# Stored records:
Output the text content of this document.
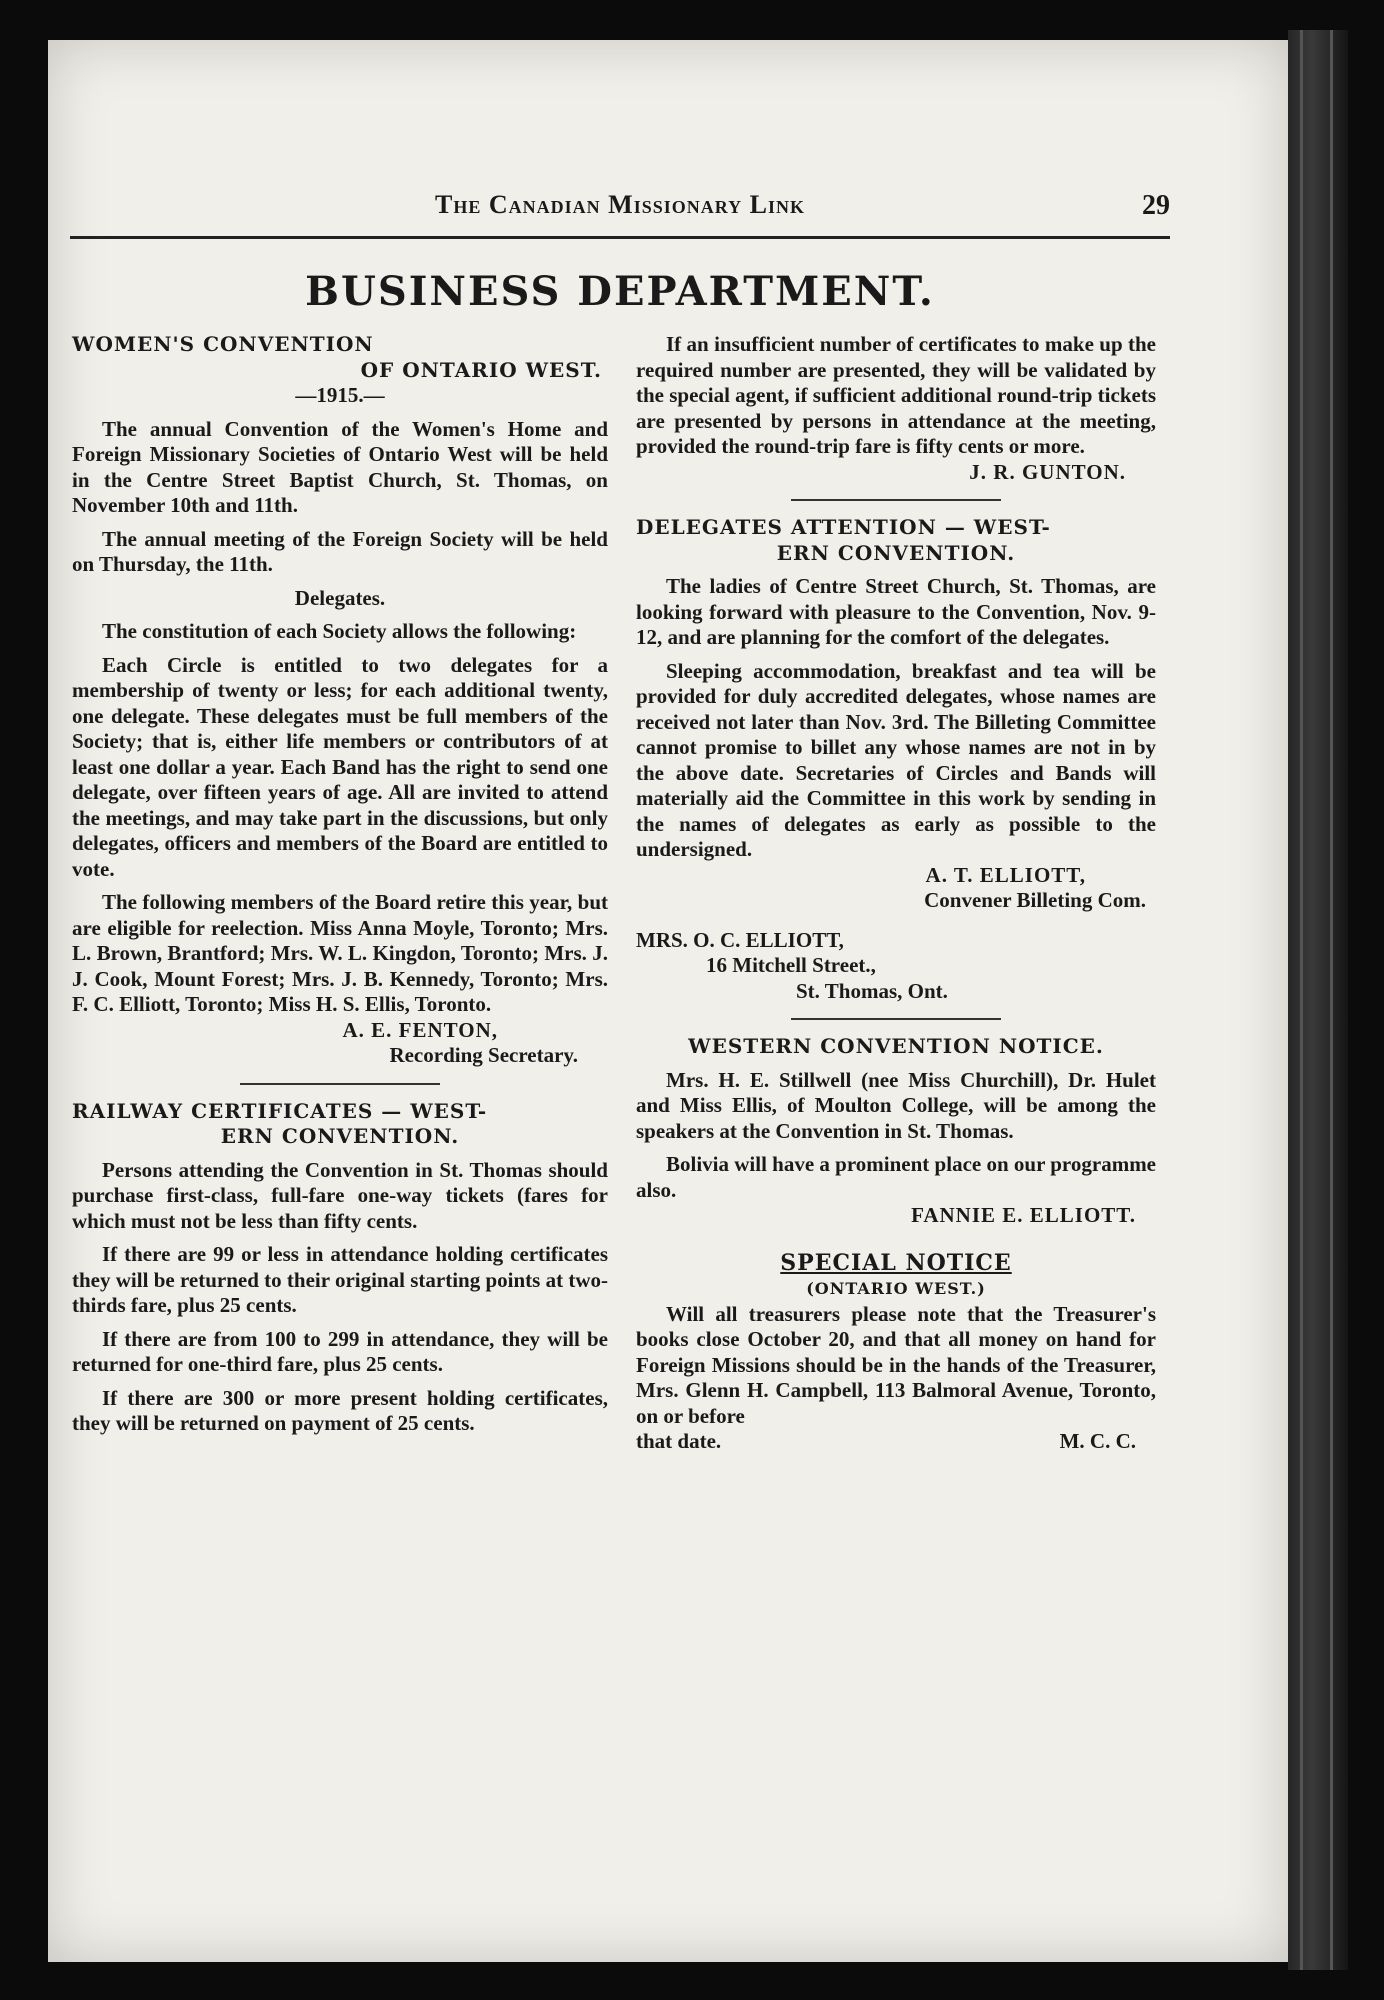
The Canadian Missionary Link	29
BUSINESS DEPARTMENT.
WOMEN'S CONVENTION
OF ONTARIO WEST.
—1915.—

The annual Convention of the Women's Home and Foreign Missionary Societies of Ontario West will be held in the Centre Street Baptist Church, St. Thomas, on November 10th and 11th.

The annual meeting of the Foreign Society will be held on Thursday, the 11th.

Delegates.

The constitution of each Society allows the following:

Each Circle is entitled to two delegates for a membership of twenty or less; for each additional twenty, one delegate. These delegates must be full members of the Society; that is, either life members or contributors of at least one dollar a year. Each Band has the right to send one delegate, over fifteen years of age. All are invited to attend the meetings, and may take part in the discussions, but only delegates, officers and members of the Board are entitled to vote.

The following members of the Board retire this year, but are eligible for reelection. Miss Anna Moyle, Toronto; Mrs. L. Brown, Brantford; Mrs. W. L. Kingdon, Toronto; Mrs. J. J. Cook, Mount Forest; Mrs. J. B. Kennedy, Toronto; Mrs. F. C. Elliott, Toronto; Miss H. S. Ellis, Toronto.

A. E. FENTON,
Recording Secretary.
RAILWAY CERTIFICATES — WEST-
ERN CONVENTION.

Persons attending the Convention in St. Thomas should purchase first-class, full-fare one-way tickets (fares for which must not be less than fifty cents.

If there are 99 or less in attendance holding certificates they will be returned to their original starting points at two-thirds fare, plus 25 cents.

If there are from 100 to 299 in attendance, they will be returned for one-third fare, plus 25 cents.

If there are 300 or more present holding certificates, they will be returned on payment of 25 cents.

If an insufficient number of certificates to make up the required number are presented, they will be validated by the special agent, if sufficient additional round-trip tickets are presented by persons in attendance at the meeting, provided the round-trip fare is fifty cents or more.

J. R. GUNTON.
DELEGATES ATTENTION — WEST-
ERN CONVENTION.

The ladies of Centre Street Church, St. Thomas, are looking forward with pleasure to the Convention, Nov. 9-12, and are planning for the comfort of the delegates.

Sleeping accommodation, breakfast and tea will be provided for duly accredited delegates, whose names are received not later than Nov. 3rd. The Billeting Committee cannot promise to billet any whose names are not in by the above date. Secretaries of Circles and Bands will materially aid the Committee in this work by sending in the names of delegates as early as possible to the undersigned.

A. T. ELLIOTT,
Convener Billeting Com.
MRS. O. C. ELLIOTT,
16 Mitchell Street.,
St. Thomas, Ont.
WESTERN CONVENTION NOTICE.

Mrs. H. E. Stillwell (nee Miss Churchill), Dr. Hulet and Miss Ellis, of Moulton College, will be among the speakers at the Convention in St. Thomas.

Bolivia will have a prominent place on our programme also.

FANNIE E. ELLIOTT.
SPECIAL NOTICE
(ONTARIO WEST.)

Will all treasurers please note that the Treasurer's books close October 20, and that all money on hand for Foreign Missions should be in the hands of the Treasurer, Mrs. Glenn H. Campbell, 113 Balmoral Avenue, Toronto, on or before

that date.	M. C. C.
==
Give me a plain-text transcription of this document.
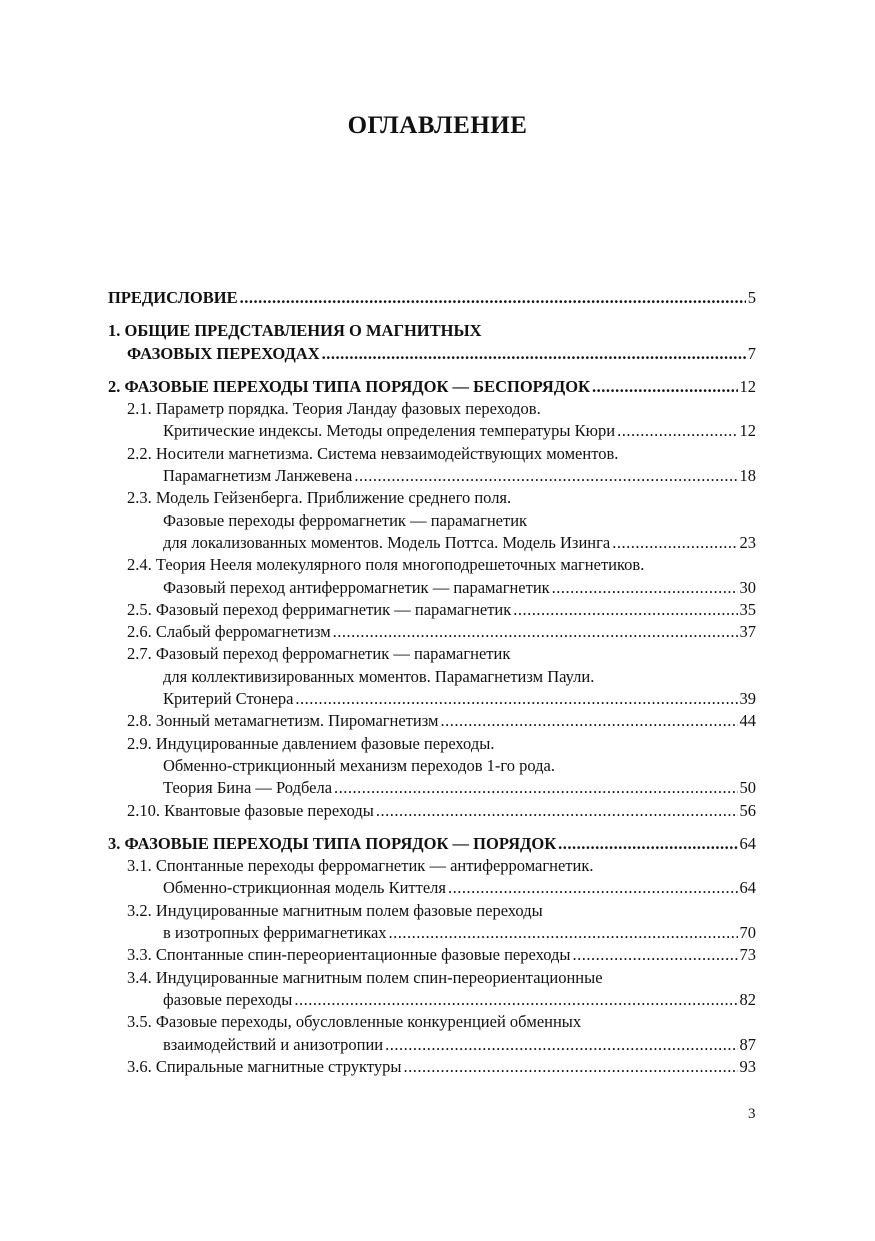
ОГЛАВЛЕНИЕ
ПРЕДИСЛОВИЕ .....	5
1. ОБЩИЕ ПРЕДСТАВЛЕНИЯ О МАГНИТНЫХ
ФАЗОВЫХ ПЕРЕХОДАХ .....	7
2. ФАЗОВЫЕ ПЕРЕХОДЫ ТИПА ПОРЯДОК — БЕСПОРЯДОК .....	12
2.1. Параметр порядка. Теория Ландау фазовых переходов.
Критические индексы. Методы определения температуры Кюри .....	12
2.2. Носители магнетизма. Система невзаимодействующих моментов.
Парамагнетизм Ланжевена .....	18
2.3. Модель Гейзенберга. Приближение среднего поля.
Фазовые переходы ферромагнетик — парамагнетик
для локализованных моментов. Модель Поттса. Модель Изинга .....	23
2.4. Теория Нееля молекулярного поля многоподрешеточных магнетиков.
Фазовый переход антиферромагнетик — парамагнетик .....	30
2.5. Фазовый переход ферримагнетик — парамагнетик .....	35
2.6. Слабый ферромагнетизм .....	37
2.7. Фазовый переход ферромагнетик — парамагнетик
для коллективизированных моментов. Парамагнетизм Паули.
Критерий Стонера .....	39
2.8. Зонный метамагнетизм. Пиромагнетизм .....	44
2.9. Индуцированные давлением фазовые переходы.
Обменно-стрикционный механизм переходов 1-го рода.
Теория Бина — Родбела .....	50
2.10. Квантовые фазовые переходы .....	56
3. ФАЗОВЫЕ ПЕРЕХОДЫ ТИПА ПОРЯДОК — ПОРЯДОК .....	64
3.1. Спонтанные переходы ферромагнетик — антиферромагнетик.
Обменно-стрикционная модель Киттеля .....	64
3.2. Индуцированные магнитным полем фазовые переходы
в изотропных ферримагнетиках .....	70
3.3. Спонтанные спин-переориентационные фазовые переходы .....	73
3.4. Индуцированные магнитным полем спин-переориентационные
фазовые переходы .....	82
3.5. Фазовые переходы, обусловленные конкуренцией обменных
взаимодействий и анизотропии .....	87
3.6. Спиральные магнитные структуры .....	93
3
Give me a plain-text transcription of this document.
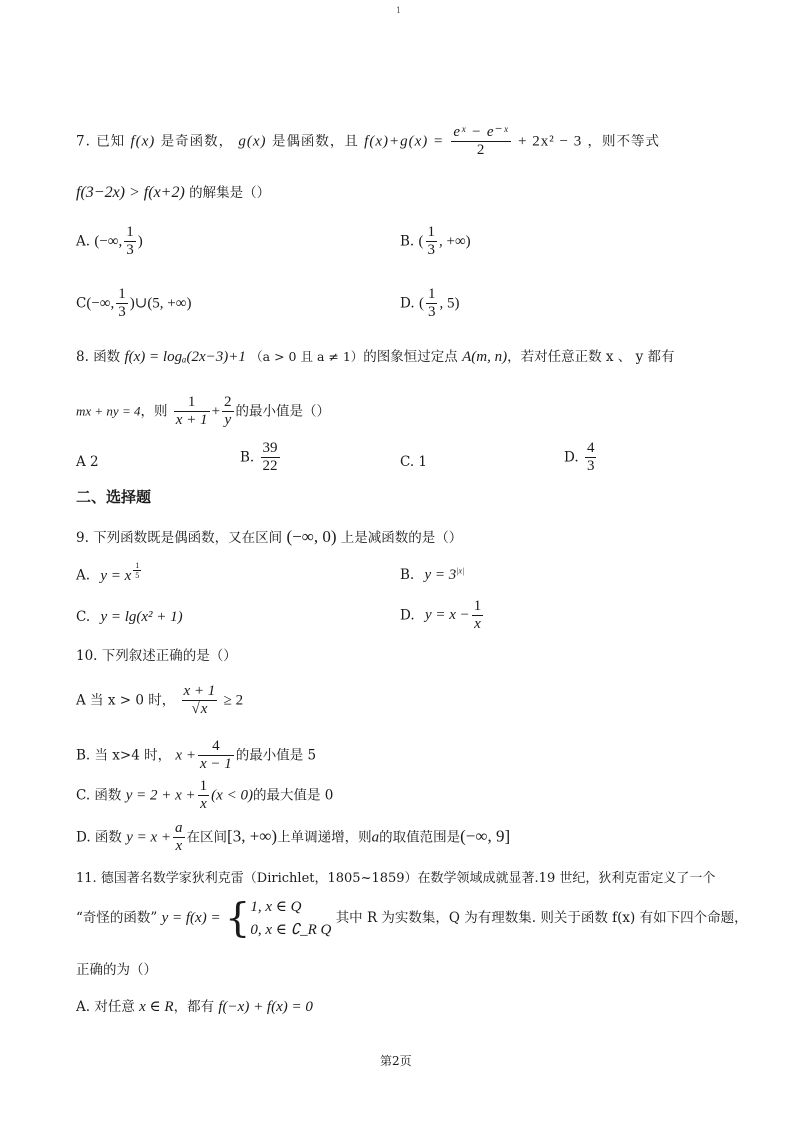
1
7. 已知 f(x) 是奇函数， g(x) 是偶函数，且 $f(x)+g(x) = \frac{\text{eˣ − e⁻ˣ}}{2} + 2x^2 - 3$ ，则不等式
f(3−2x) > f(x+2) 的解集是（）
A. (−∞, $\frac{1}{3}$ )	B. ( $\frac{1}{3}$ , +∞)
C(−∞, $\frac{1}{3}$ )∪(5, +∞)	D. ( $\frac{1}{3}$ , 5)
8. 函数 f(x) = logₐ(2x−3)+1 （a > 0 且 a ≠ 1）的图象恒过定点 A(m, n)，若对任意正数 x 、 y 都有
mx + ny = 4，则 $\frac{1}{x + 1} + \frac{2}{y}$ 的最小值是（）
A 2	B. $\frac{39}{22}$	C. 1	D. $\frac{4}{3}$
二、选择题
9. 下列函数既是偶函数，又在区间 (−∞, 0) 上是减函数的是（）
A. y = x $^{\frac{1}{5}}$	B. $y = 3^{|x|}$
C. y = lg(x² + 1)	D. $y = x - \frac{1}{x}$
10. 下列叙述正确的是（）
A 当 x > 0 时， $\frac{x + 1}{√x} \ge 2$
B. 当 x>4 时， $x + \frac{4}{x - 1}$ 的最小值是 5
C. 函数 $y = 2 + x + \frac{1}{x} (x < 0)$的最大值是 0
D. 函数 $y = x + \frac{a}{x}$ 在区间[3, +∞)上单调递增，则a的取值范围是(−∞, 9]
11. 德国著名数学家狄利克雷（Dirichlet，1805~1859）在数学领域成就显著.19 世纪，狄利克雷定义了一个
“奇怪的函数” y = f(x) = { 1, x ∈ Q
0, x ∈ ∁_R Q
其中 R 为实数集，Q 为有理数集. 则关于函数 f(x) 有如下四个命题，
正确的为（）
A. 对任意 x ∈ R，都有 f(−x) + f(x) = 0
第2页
==
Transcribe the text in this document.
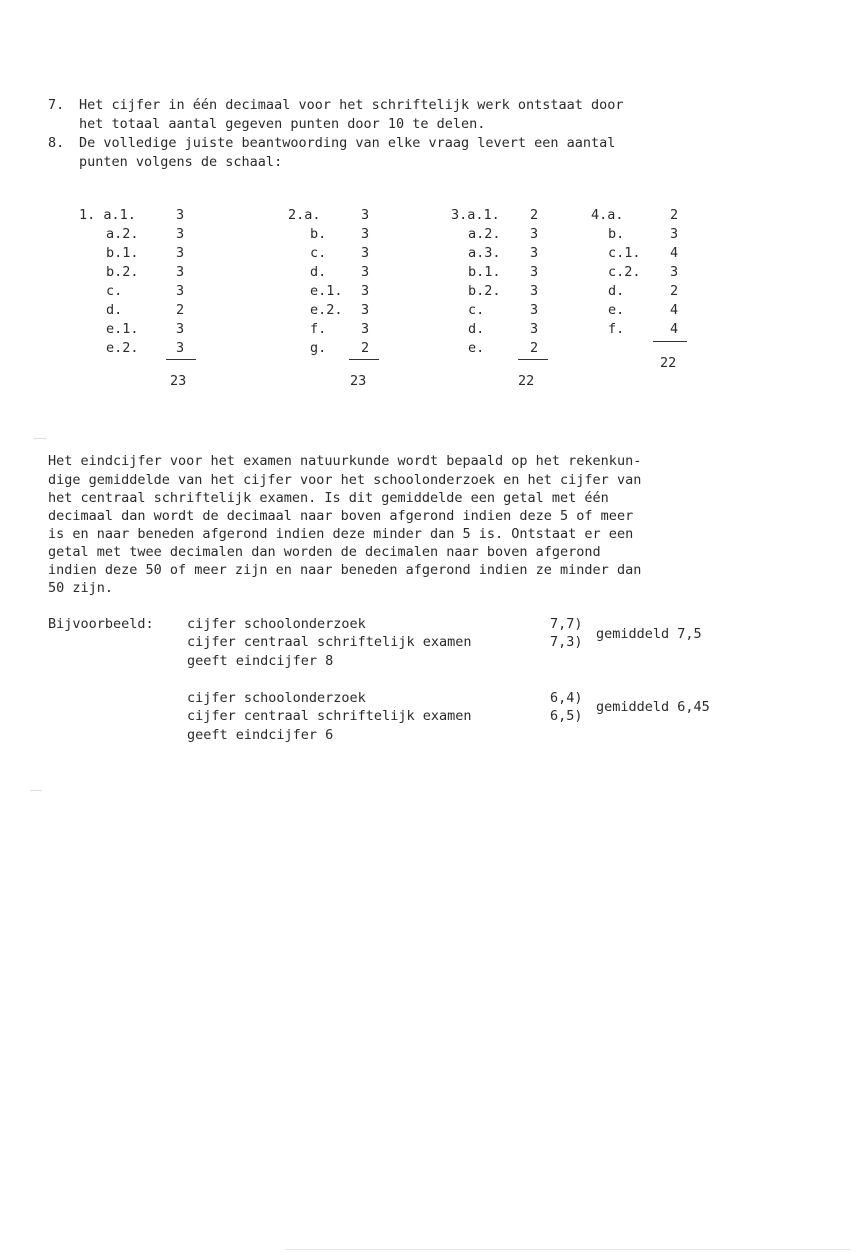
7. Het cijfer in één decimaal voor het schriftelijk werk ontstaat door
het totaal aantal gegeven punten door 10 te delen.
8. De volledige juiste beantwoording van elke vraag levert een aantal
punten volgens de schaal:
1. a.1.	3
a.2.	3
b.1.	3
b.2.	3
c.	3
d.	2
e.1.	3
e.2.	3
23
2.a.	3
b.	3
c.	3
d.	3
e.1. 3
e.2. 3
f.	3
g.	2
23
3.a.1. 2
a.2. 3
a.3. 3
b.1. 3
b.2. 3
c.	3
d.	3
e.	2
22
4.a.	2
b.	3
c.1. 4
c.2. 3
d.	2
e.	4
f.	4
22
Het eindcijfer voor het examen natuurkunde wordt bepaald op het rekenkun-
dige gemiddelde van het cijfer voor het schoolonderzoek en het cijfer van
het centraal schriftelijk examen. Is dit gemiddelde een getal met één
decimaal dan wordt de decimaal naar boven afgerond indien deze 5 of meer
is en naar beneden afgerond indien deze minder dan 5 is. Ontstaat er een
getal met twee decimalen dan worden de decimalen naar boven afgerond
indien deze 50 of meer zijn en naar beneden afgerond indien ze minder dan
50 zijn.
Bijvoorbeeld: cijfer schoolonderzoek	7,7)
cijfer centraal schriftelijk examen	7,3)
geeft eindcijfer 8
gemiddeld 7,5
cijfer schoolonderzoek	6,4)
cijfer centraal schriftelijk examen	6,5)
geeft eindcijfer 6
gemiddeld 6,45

# Your objective:
Look through the entries and find each line that has the string "Обменно". Copy those lines.

# Response to this task:
Обменно-стрикционный механизм переходов 1-го рода.
Обменно-стрикционная модель Киттеля .....	64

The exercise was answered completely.